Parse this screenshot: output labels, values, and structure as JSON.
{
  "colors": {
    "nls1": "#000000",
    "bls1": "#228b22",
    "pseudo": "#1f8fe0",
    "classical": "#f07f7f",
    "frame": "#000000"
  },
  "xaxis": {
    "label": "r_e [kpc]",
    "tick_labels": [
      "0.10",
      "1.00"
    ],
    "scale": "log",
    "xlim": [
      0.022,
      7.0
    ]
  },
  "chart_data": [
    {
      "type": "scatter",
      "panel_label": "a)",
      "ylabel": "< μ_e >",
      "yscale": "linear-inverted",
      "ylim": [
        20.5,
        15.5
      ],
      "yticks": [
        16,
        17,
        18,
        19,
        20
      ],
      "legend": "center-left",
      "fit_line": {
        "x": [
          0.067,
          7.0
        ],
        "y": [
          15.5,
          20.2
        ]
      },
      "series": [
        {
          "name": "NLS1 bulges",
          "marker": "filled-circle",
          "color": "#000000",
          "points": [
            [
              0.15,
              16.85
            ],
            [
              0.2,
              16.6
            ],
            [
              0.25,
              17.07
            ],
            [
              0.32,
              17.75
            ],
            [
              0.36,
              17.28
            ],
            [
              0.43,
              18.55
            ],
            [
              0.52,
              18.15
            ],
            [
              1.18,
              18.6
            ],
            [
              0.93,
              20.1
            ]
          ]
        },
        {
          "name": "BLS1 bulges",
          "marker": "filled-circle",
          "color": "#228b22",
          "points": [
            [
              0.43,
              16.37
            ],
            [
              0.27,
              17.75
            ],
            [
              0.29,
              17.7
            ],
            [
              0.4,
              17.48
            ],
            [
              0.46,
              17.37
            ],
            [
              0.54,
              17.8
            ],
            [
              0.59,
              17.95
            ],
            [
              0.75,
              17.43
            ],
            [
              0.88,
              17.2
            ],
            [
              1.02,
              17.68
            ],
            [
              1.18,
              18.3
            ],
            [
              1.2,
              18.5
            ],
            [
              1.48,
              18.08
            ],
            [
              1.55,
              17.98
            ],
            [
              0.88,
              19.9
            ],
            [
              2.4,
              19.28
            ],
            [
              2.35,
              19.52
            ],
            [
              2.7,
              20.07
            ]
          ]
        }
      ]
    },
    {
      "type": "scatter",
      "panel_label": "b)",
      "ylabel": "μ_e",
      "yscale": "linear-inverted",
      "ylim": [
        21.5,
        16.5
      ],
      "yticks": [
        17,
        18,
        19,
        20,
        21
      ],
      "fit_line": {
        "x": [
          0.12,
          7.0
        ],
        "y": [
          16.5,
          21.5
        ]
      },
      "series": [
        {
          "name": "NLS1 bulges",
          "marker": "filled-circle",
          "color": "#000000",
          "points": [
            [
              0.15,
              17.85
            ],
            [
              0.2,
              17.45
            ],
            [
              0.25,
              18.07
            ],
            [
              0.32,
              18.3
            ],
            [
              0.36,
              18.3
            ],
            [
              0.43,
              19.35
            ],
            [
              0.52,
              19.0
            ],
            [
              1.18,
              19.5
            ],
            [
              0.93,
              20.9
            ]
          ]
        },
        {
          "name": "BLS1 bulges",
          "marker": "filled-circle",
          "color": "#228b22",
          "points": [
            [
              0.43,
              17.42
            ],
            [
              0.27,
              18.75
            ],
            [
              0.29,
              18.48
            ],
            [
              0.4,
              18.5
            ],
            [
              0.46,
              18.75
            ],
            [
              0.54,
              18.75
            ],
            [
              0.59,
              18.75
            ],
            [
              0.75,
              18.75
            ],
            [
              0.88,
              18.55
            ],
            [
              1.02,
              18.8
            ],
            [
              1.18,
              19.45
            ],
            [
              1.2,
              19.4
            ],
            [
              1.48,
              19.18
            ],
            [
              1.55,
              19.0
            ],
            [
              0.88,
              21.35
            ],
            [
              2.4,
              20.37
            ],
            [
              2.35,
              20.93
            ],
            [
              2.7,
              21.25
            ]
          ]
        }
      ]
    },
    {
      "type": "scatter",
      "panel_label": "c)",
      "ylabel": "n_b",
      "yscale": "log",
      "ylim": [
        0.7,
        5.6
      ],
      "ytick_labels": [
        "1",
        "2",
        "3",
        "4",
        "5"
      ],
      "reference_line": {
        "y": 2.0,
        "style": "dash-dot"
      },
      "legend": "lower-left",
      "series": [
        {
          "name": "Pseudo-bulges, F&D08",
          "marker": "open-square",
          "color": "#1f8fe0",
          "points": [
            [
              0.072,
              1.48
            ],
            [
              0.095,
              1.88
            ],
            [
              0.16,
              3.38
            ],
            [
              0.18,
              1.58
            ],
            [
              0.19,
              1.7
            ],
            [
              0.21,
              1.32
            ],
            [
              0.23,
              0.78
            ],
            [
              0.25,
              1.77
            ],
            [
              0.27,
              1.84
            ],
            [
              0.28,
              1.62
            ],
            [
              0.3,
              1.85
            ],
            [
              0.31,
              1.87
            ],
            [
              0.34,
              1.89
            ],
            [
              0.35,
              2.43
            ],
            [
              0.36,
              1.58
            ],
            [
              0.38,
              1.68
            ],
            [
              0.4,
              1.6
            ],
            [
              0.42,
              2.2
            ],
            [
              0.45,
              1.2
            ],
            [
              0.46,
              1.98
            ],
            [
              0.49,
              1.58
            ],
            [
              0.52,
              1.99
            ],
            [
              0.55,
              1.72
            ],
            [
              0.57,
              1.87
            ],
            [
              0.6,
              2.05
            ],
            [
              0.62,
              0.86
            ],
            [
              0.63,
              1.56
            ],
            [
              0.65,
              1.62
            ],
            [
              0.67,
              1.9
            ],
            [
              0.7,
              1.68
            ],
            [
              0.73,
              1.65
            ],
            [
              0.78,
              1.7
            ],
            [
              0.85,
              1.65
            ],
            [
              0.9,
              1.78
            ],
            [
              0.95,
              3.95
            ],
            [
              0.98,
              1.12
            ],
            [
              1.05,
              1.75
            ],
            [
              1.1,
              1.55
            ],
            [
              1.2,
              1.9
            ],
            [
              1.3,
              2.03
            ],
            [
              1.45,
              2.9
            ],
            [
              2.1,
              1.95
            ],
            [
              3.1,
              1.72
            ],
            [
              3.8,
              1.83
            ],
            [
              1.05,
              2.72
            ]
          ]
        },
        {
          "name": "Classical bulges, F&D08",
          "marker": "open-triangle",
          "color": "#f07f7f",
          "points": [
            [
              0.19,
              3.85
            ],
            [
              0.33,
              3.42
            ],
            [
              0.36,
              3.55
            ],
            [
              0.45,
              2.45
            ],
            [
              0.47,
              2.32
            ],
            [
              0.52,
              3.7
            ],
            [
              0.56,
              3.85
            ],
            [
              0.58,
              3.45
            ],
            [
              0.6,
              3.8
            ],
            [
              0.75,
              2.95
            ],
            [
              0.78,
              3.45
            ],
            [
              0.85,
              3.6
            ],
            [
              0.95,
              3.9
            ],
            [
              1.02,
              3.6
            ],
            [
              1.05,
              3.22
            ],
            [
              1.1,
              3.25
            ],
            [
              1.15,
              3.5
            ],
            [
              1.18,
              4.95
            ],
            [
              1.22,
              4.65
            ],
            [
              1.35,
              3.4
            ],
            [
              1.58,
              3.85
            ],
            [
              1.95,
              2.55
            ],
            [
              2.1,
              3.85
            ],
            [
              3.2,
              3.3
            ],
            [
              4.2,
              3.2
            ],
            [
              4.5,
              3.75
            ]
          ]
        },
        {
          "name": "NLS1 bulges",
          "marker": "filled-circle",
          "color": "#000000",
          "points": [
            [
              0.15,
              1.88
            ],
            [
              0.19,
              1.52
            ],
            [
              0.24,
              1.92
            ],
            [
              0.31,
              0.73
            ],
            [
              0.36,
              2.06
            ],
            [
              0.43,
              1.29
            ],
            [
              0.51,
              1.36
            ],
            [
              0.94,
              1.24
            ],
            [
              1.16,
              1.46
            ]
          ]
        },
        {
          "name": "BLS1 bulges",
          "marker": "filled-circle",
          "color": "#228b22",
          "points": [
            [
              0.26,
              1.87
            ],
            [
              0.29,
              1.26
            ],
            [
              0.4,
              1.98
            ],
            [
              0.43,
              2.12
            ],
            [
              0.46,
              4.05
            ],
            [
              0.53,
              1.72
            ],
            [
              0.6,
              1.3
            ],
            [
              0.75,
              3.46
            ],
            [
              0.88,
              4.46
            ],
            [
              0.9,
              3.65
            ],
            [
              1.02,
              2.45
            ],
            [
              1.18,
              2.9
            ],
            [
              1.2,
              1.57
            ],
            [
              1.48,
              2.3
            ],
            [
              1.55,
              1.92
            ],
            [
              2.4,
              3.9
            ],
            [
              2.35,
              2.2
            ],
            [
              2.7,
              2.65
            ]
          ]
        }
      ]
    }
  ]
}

__________

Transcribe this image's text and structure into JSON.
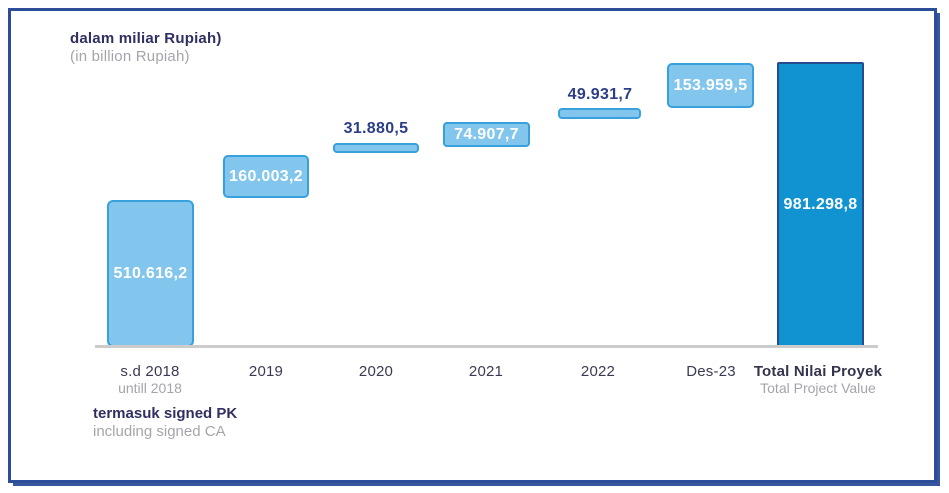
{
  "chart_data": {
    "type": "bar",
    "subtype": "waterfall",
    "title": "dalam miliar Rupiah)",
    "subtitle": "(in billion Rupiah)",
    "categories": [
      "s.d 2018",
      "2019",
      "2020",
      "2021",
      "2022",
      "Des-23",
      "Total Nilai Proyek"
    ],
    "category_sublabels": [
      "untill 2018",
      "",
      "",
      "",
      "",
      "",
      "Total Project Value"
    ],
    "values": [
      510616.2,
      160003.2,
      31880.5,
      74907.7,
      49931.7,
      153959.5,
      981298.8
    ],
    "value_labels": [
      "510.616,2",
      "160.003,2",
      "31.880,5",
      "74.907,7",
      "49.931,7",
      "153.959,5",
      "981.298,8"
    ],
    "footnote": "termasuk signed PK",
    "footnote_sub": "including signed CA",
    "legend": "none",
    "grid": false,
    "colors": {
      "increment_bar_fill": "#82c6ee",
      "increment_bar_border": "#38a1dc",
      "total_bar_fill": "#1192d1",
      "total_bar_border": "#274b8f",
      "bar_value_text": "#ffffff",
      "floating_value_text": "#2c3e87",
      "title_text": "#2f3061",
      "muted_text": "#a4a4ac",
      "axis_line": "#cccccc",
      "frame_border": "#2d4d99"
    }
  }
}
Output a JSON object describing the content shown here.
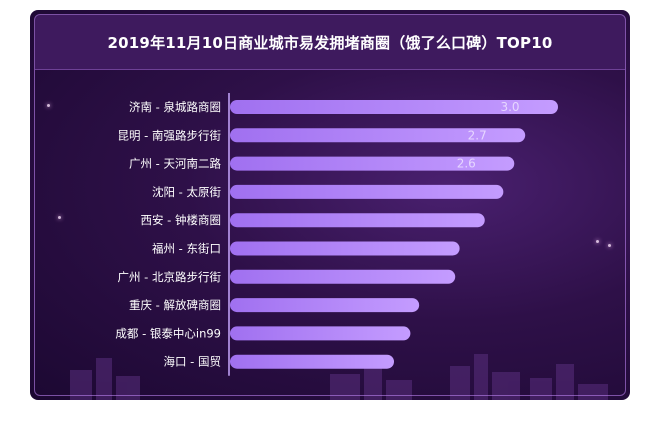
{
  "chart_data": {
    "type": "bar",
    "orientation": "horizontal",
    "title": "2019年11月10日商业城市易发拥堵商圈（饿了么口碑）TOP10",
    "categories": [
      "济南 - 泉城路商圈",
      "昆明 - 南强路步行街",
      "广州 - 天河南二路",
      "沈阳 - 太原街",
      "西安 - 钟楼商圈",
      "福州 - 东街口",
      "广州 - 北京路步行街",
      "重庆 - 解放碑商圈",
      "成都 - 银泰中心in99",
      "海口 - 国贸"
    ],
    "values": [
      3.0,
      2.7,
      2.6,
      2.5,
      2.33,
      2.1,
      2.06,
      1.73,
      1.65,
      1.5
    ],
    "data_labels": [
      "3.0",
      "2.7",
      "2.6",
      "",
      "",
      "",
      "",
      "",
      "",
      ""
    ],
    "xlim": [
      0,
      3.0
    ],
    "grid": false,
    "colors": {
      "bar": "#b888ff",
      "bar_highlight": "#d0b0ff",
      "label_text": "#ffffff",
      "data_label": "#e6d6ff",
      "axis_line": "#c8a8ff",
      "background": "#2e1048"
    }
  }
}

__________

Written instruction - Go through the material and copy out every line with "left" in it.

Exercise answer -
      "legend": "center-left",
      "legend": "lower-left",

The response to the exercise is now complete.